*EXERCISE GOAL*:
From the listing below, return each line that includes "Bewegungsbad".

Recorded data:
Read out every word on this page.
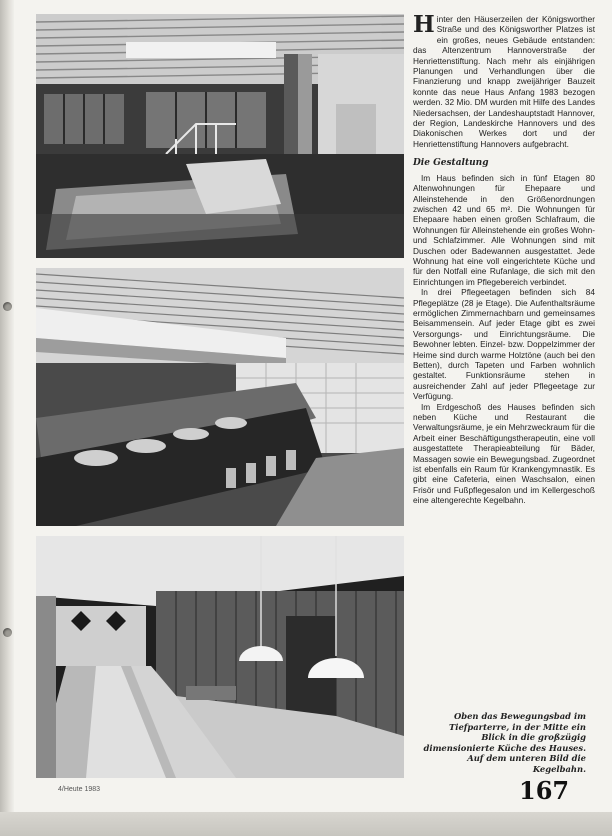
Hinter den Häuserzeilen der Königsworther Straße und des Königsworther Platzes ist ein großes, neues Gebäude entstanden: das Altenzentrum Hannoverstraße der Henriettenstiftung. Nach mehr als einjährigen Planungen und Verhandlungen über die Finanzierung und knapp zweijähriger Bauzeit konnte das neue Haus Anfang 1983 bezogen werden. 32 Mio. DM wurden mit Hilfe des Landes Niedersachsen, der Landeshauptstadt Hannover, der Region, Landeskirche Hannovers und des Diakonischen Werkes dort und der Henriettenstiftung Hannovers aufgebracht.

Die Gestaltung

Im Haus befinden sich in fünf Etagen 80 Altenwohnungen für Ehepaare und Alleinstehende in den Größenordnungen zwischen 42 und 65 m². Die Wohnungen für Ehepaare haben einen großen Schlafraum, die Wohnungen für Alleinstehende ein großes Wohn- und Schlafzimmer. Alle Wohnungen sind mit Duschen oder Badewannen ausgestattet. Jede Wohnung hat eine voll eingerichtete Küche und für den Notfall eine Rufanlage, die sich mit den Einrichtungen im Pflegebereich verbindet.

In drei Pflegeetagen befinden sich 84 Pflegeplätze (28 je Etage). Die Aufenthaltsräume ermöglichen Zimmernachbarn und gemeinsames Beisammensein. Auf jeder Etage gibt es zwei Versorgungs- und Einrichtungsräume. Die Bewohner lebten. Einzel- bzw. Doppelzimmer der Heime sind durch warme Holztöne (auch bei den Betten), durch Tapeten und Farben wohnlich gestaltet. Funktionsräume stehen in ausreichender Zahl auf jeder Pflegeetage zur Verfügung.

Im Erdgeschoß des Hauses befinden sich neben Küche und Restaurant die Verwaltungsräume, je ein Mehrzweckraum für die Arbeit einer Beschäftigungstherapeutin, eine voll ausgestattete Therapieabteilung für Bäder, Massagen sowie ein Bewegungsbad. Zugeordnet ist ebenfalls ein Raum für Krankengymnastik. Es gibt eine Cafeteria, einen Waschsalon, einen Frisör und Fußpflegesalon und im Kellergeschoß eine altengerechte Kegelbahn.

Oben das Bewegungsbad im Tiefparterre, in der Mitte ein Blick in die großzügig dimensionierte Küche des Hauses. Auf dem unteren Bild die Kegelbahn.
4/Heute 1983	167
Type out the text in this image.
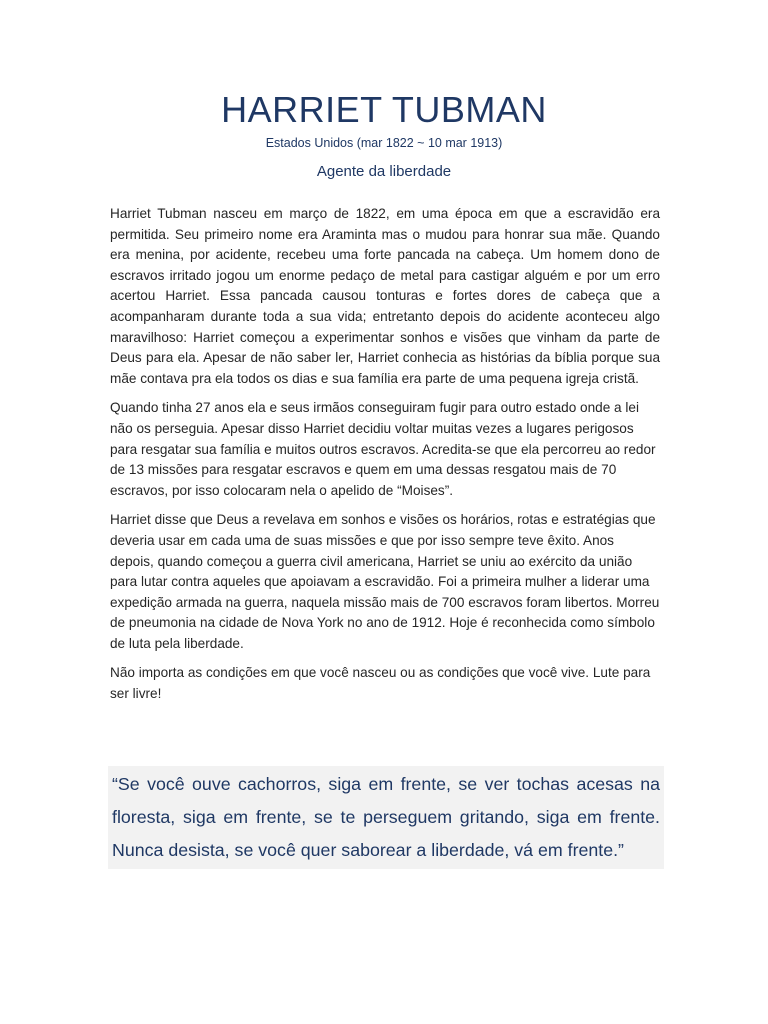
HARRIET TUBMAN
Estados Unidos (mar 1822 ~ 10 mar 1913)
Agente da liberdade

Harriet Tubman nasceu em março de 1822, em uma época em que a escravidão era permitida. Seu primeiro nome era Araminta mas o mudou para honrar sua mãe. Quando era menina, por acidente, recebeu uma forte pancada na cabeça. Um homem dono de escravos irritado jogou um enorme pedaço de metal para castigar alguém e por um erro acertou Harriet. Essa pancada causou tonturas e fortes dores de cabeça que a acompanharam durante toda a sua vida; entretanto depois do acidente aconteceu algo maravilhoso: Harriet começou a experimentar sonhos e visões que vinham da parte de Deus para ela. Apesar de não saber ler, Harriet conhecia as histórias da bíblia porque sua mãe contava pra ela todos os dias e sua família era parte de uma pequena igreja cristã.

Quando tinha 27 anos ela e seus irmãos conseguiram fugir para outro estado onde a lei não os perseguia. Apesar disso Harriet decidiu voltar muitas vezes a lugares perigosos para resgatar sua família e muitos outros escravos. Acredita-se que ela percorreu ao redor de 13 missões para resgatar escravos e quem em uma dessas resgatou mais de 70 escravos, por isso colocaram nela o apelido de “Moises”.

Harriet disse que Deus a revelava em sonhos e visões os horários, rotas e estratégias que deveria usar em cada uma de suas missões e que por isso sempre teve êxito. Anos depois, quando começou a guerra civil americana, Harriet se uniu ao exército da união para lutar contra aqueles que apoiavam a escravidão. Foi a primeira mulher a liderar uma expedição armada na guerra, naquela missão mais de 700 escravos foram libertos. Morreu de pneumonia na cidade de Nova York no ano de 1912. Hoje é reconhecida como símbolo de luta pela liberdade.

Não importa as condições em que você nasceu ou as condições que você vive. Lute para ser livre!

“Se você ouve cachorros, siga em frente, se ver tochas acesas na floresta, siga em frente, se te perseguem gritando, siga em frente. Nunca desista, se você quer saborear a liberdade, vá em frente.”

*SOLUTION*:
Im Erdgeschoß des Hauses befinden sich neben Küche und Restaurant die Verwaltungsräume, je ein Mehrzweckraum für die Arbeit einer Beschäftigungstherapeutin, eine voll ausgestattete Therapieabteilung für Bäder, Massagen sowie ein Bewegungsbad. Zugeordnet ist ebenfalls ein Raum für Krankengymnastik. Es gibt eine Cafeteria, einen Waschsalon, einen Frisör und Fußpflegesalon und im Kellergeschoß eine altengerechte Kegelbahn.
Oben das Bewegungsbad im Tiefparterre, in der Mitte ein Blick in die großzügig dimensionierte Küche des Hauses. Auf dem unteren Bild die Kegelbahn.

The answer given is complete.